## begin ENTRIES SHOWN
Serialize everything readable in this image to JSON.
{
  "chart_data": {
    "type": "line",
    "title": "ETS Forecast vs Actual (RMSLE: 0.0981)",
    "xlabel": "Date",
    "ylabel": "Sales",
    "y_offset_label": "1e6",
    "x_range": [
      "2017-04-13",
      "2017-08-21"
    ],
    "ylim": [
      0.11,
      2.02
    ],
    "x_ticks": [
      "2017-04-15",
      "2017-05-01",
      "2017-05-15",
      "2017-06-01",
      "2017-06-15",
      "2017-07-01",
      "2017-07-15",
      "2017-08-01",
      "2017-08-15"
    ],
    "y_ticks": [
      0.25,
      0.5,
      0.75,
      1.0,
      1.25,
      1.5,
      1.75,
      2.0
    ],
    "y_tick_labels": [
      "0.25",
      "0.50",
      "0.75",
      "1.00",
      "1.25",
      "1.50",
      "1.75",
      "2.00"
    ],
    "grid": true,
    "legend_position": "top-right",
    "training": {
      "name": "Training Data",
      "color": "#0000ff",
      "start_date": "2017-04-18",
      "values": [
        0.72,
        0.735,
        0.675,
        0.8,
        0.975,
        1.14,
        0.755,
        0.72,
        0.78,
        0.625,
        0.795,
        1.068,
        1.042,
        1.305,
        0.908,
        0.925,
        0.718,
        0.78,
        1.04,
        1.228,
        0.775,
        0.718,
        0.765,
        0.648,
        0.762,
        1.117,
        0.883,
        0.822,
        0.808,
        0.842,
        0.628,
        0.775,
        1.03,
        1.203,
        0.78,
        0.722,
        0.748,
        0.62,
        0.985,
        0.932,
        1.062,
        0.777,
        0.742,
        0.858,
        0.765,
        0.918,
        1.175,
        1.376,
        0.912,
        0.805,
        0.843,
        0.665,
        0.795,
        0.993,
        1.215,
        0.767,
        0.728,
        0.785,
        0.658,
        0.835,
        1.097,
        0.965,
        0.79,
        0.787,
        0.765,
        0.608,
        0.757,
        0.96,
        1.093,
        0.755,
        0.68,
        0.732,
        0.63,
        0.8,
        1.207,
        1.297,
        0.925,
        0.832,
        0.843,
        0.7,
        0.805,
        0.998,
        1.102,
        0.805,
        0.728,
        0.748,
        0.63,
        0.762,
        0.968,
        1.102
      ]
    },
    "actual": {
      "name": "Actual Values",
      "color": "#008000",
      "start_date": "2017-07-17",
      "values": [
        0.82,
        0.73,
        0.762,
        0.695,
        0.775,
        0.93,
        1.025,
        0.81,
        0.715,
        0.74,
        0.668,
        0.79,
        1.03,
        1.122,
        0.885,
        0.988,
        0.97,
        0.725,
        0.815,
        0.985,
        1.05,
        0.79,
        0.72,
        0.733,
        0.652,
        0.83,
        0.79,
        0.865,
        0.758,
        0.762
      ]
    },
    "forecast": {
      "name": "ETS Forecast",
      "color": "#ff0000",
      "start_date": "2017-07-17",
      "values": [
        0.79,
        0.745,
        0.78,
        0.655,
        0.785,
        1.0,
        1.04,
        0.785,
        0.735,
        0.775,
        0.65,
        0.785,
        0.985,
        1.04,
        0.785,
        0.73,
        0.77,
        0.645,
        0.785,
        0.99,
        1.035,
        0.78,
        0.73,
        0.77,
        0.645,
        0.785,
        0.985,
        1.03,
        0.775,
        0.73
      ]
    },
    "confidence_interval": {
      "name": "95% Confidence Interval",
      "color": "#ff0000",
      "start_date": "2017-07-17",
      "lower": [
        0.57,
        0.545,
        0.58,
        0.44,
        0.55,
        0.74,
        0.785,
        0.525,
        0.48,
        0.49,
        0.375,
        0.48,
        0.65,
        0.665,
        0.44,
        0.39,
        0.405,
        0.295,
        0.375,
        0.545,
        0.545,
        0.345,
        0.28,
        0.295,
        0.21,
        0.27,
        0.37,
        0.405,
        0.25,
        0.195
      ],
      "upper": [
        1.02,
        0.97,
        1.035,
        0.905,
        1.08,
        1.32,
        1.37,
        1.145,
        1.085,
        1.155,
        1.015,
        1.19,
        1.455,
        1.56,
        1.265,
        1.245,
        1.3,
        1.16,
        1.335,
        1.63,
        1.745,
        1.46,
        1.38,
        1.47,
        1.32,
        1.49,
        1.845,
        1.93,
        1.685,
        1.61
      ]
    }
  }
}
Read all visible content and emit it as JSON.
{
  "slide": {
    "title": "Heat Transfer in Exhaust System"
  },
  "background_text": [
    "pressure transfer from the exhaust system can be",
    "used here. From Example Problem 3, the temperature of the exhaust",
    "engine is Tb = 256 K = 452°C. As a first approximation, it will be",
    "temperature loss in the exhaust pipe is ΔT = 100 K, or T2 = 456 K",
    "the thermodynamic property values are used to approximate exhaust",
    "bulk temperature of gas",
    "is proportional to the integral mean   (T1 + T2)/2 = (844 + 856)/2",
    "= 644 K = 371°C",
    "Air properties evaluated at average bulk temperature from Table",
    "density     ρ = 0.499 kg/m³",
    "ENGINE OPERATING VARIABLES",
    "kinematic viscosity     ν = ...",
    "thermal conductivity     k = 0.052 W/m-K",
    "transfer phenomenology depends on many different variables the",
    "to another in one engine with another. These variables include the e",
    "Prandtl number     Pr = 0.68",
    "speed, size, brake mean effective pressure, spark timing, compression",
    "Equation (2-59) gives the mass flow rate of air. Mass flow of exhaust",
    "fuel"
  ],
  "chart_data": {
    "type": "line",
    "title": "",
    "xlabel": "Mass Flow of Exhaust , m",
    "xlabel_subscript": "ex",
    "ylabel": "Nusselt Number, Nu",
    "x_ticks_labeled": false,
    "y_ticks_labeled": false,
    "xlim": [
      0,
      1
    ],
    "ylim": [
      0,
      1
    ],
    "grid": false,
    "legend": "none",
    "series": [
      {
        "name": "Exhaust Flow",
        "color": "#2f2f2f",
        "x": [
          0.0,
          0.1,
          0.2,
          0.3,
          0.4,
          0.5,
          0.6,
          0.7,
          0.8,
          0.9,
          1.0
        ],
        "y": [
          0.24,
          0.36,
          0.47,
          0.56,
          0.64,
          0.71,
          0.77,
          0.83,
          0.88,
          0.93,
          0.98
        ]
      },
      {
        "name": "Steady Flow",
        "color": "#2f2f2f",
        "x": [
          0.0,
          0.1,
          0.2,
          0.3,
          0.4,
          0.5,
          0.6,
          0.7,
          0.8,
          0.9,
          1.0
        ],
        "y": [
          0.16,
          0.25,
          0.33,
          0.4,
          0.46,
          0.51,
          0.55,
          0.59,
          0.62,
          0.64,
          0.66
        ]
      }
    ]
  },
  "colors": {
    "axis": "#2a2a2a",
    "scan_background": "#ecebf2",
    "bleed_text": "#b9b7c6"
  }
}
## end ENTRIES SHOWN
▸ **STATED GOAL**
Go through the listing above and pull out each line containing the word "name".

▸ **SOLUTION**
      "name": "Training Data",
      "name": "Actual Values",
      "name": "ETS Forecast",
      "name": "95% Confidence Interval",
        "name": "Exhaust Flow",
        "name": "Steady Flow",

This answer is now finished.